→ EXERCISE REQUIREMENTS: Report, as a bare number, how many lines contain the string "chevron".

→ DATA SHOWN:
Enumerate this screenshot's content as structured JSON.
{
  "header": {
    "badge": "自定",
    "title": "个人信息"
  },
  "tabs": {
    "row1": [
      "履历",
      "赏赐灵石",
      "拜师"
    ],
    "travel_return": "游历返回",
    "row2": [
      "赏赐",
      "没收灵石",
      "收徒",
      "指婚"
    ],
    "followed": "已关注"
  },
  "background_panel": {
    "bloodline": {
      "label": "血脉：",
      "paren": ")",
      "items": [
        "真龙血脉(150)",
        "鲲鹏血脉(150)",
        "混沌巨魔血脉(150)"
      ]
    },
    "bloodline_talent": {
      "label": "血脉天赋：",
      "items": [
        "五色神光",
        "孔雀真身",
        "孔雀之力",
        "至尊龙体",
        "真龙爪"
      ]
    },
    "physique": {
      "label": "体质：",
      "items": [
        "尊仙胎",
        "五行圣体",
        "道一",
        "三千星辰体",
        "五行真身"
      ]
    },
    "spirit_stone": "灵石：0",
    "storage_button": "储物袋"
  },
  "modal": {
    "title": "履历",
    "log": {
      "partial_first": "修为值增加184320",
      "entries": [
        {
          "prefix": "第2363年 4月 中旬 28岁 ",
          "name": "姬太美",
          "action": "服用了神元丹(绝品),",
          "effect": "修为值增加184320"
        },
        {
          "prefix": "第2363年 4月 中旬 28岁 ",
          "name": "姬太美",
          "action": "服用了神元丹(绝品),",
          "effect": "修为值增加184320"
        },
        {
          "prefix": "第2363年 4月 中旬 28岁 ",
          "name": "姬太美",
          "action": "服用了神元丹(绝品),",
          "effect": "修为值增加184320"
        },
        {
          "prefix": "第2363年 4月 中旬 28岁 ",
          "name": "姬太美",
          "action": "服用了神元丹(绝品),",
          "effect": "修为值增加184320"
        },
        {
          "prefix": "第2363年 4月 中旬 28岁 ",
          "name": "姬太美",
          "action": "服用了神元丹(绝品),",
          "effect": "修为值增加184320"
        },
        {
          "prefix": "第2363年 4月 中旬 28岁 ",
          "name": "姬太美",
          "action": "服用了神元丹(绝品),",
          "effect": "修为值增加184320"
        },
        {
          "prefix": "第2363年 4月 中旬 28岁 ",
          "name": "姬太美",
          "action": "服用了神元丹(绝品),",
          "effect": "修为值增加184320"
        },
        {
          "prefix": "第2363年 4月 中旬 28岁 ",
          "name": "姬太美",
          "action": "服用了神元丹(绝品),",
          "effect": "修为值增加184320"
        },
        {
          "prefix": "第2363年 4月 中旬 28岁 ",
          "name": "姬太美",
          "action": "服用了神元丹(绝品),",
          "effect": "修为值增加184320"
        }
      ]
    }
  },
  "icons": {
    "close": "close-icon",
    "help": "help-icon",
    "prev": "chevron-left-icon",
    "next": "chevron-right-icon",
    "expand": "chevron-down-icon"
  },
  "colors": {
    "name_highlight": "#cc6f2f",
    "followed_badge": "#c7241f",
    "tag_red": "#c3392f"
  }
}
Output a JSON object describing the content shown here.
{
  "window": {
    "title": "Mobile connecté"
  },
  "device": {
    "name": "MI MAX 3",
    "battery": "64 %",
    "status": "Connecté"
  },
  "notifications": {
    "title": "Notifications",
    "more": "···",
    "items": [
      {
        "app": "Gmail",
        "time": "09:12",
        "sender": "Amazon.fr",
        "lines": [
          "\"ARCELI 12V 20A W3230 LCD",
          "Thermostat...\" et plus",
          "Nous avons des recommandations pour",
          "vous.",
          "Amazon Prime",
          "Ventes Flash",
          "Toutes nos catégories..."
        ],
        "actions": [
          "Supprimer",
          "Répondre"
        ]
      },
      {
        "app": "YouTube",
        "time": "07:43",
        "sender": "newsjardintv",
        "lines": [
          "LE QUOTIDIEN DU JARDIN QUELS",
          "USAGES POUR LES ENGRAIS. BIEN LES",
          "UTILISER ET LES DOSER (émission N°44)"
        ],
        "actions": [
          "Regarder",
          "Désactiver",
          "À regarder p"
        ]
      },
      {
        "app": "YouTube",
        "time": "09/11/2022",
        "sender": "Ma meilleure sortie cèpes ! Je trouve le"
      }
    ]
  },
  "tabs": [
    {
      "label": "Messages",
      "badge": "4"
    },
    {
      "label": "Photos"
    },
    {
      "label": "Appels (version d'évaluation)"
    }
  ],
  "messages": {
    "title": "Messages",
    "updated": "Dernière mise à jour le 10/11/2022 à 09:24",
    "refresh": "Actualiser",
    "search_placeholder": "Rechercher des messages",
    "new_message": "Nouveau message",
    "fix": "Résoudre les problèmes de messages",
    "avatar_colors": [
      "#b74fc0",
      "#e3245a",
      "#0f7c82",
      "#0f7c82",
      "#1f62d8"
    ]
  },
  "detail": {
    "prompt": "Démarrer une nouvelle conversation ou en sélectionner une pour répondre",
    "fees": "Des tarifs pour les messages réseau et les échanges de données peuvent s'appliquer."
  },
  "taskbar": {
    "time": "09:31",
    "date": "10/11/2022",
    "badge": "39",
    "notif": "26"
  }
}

→ ANSWER FOR THE TASK: 3